— BEGIN —

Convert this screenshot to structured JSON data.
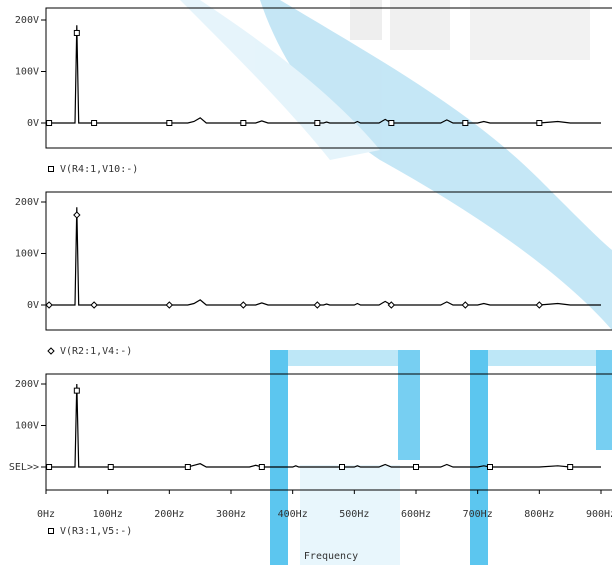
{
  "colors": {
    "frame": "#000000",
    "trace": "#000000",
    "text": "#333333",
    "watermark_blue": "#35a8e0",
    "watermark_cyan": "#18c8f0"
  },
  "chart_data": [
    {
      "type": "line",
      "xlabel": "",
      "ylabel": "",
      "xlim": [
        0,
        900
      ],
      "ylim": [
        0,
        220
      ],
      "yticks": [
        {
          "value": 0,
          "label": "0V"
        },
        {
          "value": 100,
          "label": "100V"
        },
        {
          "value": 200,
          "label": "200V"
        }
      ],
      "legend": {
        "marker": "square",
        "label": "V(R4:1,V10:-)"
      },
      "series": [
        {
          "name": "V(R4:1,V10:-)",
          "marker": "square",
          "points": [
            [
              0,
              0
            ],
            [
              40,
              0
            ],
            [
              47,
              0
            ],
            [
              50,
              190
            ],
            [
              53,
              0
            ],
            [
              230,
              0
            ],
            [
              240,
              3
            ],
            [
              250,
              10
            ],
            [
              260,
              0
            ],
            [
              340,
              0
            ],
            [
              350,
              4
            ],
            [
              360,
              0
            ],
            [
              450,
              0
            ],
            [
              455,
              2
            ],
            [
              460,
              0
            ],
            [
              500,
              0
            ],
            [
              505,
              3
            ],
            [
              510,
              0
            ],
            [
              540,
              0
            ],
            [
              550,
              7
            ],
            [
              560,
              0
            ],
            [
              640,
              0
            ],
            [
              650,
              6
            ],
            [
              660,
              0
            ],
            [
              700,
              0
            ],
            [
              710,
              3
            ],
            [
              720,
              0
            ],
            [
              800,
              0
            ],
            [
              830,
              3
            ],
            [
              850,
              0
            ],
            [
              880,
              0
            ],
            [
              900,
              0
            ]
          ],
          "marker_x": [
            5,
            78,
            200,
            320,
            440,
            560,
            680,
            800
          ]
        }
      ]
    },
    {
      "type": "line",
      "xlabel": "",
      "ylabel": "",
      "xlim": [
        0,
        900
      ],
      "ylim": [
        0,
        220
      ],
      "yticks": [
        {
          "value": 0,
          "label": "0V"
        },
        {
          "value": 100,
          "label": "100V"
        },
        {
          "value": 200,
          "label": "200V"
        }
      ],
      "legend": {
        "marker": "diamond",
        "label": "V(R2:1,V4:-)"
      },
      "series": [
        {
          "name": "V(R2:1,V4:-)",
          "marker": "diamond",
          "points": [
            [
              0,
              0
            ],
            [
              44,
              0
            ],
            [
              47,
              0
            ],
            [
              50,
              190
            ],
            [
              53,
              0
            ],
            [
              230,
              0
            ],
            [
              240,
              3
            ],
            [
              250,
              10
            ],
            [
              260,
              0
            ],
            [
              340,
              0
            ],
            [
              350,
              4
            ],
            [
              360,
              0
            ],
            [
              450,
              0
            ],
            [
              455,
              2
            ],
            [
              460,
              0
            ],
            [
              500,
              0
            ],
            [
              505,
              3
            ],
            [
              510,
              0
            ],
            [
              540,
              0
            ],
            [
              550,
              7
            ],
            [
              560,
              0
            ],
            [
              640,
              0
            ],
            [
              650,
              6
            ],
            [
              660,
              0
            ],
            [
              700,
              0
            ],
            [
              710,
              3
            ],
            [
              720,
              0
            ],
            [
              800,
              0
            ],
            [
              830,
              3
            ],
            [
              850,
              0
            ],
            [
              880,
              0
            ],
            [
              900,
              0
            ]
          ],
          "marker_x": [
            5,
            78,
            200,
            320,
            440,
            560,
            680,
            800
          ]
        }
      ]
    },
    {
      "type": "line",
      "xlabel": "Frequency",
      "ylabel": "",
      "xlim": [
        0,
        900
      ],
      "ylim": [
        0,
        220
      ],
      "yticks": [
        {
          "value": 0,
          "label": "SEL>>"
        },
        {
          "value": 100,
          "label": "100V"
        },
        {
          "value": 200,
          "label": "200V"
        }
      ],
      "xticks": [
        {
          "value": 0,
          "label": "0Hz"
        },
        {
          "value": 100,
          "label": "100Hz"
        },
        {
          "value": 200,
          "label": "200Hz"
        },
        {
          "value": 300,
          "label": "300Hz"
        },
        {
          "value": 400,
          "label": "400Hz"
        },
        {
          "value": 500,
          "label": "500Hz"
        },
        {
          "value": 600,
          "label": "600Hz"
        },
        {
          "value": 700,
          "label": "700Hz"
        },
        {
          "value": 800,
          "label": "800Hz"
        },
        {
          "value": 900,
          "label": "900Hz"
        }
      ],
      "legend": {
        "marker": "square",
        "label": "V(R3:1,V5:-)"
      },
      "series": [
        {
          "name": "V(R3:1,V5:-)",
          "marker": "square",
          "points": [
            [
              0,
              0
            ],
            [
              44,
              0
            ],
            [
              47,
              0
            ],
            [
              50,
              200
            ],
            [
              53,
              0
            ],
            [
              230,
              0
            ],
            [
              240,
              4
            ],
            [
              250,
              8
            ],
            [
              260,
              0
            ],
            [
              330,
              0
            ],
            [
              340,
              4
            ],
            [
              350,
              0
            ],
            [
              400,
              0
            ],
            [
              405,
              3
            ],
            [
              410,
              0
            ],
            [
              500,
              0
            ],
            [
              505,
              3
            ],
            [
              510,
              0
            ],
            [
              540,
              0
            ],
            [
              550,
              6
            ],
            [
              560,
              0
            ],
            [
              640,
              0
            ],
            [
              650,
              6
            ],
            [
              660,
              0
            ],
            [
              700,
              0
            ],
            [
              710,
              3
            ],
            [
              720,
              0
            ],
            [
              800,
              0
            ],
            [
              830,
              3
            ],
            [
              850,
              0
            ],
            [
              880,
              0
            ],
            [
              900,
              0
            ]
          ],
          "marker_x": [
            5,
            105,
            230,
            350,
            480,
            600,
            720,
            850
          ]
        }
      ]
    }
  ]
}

— END —
— BEGIN —

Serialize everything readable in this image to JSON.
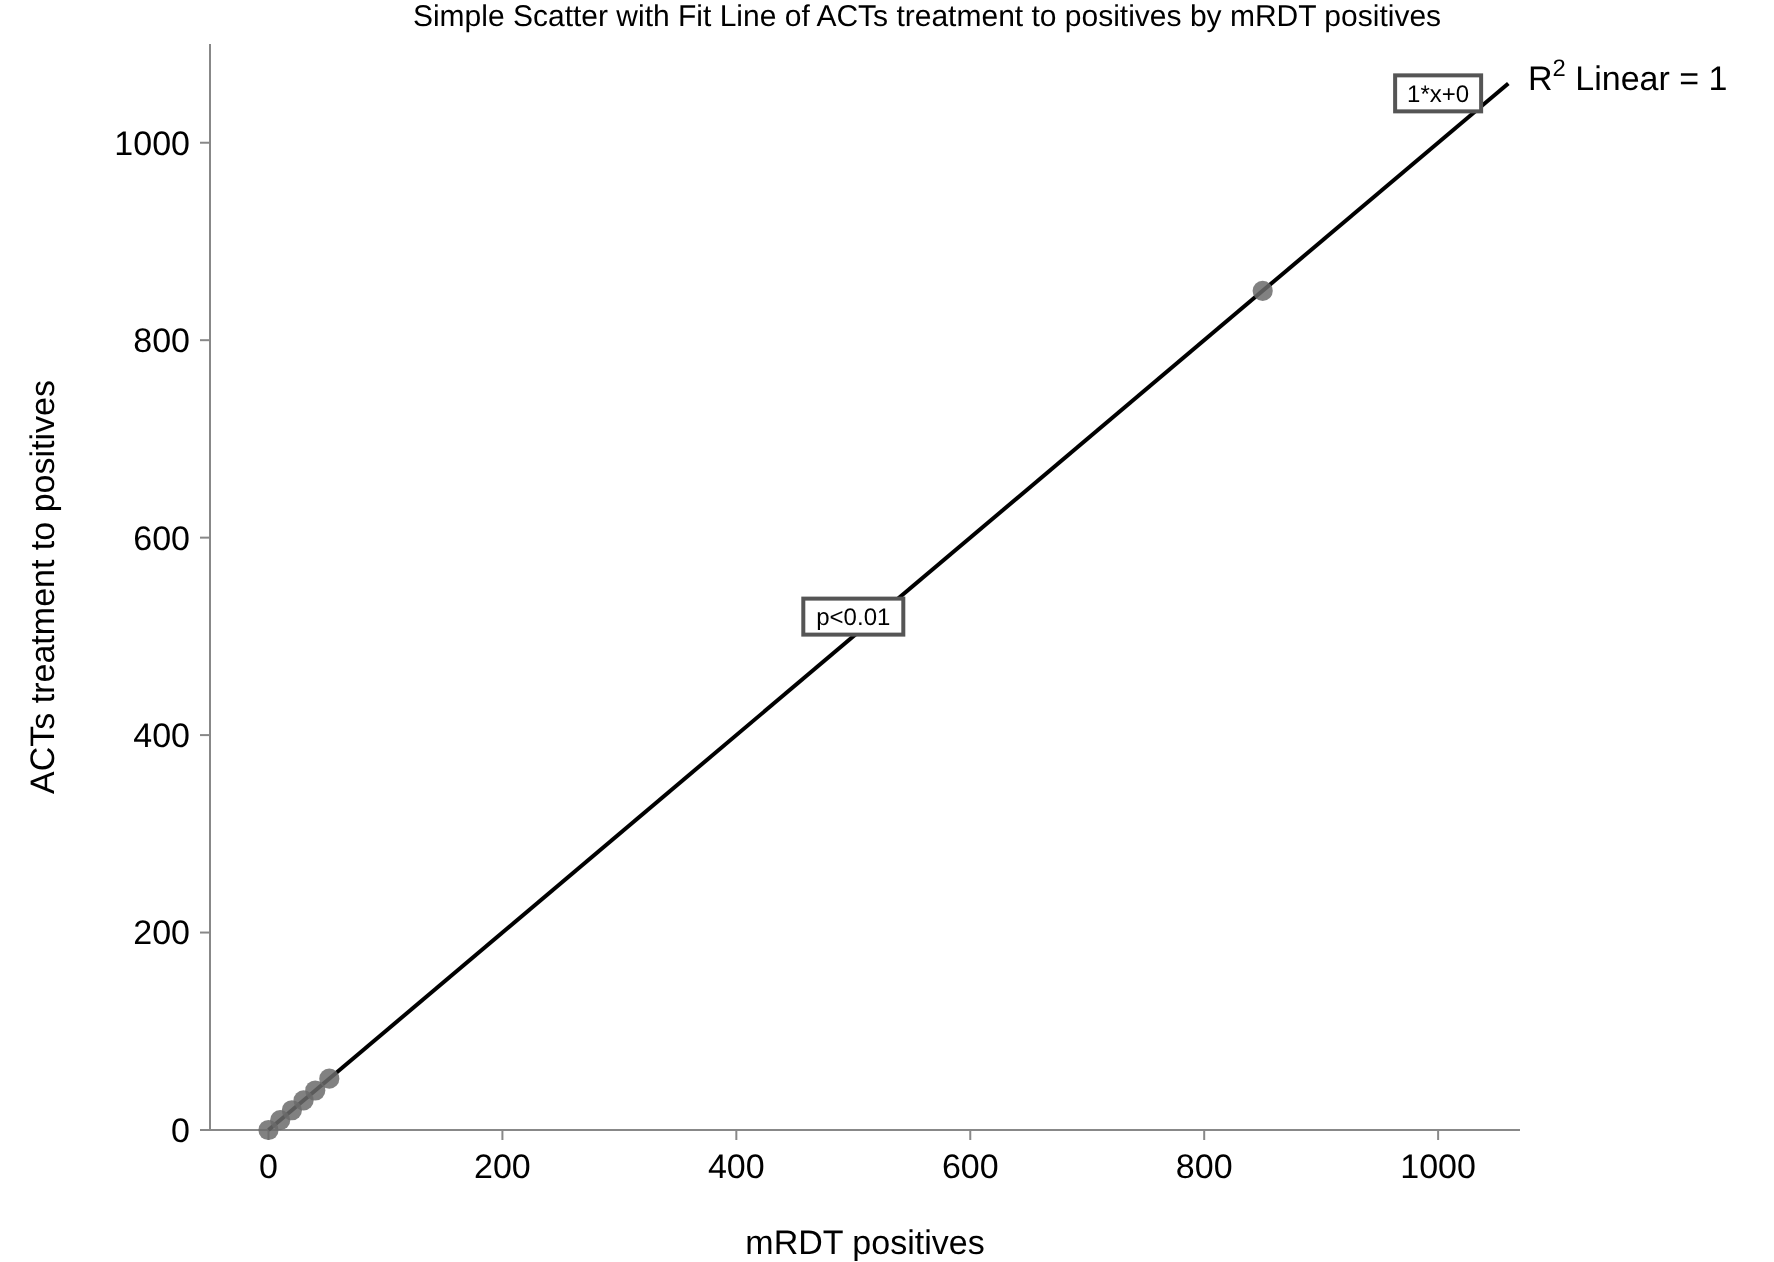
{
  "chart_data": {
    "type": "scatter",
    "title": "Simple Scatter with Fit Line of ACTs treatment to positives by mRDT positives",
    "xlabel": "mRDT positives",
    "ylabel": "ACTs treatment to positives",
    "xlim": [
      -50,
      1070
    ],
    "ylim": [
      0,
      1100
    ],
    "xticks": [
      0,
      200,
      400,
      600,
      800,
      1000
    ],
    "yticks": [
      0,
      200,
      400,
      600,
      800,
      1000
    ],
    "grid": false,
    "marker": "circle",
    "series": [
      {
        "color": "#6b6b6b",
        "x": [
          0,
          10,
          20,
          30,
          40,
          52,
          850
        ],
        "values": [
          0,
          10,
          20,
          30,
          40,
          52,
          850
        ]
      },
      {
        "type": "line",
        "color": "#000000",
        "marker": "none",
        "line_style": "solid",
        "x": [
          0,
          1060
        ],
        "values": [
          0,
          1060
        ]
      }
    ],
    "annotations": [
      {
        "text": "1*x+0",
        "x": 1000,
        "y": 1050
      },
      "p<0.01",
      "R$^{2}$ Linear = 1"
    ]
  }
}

— END —

• [Task details]:
From the data, list each line in which the string "ACTs" appears.

• [Reply to the exercise]:
    "title": "Simple Scatter with Fit Line of ACTs treatment to positives by mRDT positives",
    "ylabel": "ACTs treatment to positives",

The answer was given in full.